• **Directions**
Would you transcribe all of the data exactly, down to the last character?

Dataset entries:

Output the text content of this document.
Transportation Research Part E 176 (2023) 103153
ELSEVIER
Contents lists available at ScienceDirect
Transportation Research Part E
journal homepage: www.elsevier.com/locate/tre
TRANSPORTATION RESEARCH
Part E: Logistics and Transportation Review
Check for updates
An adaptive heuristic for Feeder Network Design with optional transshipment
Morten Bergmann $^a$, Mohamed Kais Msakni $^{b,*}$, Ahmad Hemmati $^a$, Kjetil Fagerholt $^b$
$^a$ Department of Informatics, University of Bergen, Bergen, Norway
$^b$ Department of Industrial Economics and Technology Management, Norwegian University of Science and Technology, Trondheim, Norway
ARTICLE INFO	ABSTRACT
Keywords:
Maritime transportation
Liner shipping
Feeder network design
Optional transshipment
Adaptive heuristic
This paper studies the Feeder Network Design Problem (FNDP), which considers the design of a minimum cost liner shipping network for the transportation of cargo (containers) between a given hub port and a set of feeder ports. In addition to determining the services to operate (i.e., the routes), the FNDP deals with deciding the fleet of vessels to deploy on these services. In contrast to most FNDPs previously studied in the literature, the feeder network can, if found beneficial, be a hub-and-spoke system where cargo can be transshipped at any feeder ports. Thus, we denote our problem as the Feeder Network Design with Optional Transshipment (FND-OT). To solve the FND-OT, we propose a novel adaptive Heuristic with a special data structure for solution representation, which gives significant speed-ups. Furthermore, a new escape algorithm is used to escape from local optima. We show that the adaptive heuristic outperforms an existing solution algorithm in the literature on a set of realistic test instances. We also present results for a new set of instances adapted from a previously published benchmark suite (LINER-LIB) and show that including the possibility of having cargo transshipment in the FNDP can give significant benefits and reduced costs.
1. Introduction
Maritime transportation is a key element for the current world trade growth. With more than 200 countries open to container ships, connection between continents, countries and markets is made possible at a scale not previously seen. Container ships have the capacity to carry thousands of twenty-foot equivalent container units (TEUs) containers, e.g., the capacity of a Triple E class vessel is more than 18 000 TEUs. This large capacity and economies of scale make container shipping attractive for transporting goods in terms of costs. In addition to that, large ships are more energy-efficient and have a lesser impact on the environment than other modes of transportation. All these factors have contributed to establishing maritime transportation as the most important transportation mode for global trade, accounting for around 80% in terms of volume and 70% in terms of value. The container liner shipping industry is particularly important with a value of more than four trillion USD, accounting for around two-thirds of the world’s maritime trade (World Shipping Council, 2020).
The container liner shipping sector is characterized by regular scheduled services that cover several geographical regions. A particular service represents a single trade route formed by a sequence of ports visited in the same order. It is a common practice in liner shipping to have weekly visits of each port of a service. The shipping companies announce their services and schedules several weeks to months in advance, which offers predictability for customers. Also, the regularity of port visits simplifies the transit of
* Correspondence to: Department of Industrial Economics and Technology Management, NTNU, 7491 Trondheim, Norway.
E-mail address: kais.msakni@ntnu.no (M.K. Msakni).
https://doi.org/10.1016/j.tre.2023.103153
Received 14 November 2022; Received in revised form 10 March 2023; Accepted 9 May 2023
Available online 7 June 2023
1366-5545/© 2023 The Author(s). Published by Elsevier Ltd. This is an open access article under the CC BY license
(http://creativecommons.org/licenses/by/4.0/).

• **Solved problem**
Output the text content of this document.
Transportation Research Part E 176 (2023) 103153
ELSEVIER
Contents lists available at ScienceDirect
Transportation Research Part E
journal homepage: www.elsevier.com/locate/tre
TRANSPORTATION RESEARCH
Part E: Logistics and Transportation Review
Check for updates
An adaptive heuristic for Feeder Network Design with optional transshipment
Morten Bergmann $^a$, Mohamed Kais Msakni $^{b,*}$, Ahmad Hemmati $^a$, Kjetil Fagerholt $^b$
$^a$ Department of Informatics, University of Bergen, Bergen, Norway
$^b$ Department of Industrial Economics and Technology Management, Norwegian University of Science and Technology, Trondheim, Norway
ARTICLE INFO	ABSTRACT
Keywords:
Maritime transportation
Liner shipping
Feeder network design
Optional transshipment
Adaptive heuristic
This paper studies the Feeder Network Design Problem (FNDP), which considers the design of a minimum cost liner shipping network for the transportation of cargo (containers) between a given hub port and a set of feeder ports. In addition to determining the services to operate (i.e., the routes), the FNDP deals with deciding the fleet of vessels to deploy on these services. In contrast to most FNDPs previously studied in the literature, the feeder network can, if found beneficial, be a hub-and-spoke system where cargo can be transshipped at any feeder ports. Thus, we denote our problem as the Feeder Network Design with Optional Transshipment (FND-OT). To solve the FND-OT, we propose a novel adaptive Heuristic with a special data structure for solution representation, which gives significant speed-ups. Furthermore, a new escape algorithm is used to escape from local optima. We show that the adaptive heuristic outperforms an existing solution algorithm in the literature on a set of realistic test instances. We also present results for a new set of instances adapted from a previously published benchmark suite (LINER-LIB) and show that including the possibility of having cargo transshipment in the FNDP can give significant benefits and reduced costs.
1. Introduction
Maritime transportation is a key element for the current world trade growth. With more than 200 countries open to container ships, connection between continents, countries and markets is made possible at a scale not previously seen. Container ships have the capacity to carry thousands of twenty-foot equivalent container units (TEUs) containers, e.g., the capacity of a Triple E class vessel is more than 18 000 TEUs. This large capacity and economies of scale make container shipping attractive for transporting goods in terms of costs. In addition to that, large ships are more energy-efficient and have a lesser impact on the environment than other modes of transportation. All these factors have contributed to establishing maritime transportation as the most important transportation mode for global trade, accounting for around 80% in terms of volume and 70% in terms of value. The container liner shipping industry is particularly important with a value of more than four trillion USD, accounting for around two-thirds of the world’s maritime trade (World Shipping Council, 2020).
The container liner shipping sector is characterized by regular scheduled services that cover several geographical regions. A particular service represents a single trade route formed by a sequence of ports visited in the same order. It is a common practice in liner shipping to have weekly visits of each port of a service. The shipping companies announce their services and schedules several weeks to months in advance, which offers predictability for customers. Also, the regularity of port visits simplifies the transit of
* Correspondence to: Department of Industrial Economics and Technology Management, NTNU, 7491 Trondheim, Norway.
E-mail address: kais.msakni@ntnu.no (M.K. Msakni).
https://doi.org/10.1016/j.tre.2023.103153
Received 14 November 2022; Received in revised form 10 March 2023; Accepted 9 May 2023
Available online 7 June 2023
1366-5545/© 2023 The Author(s). Published by Elsevier Ltd. This is an open access article under the CC BY license
(http://creativecommons.org/licenses/by/4.0/).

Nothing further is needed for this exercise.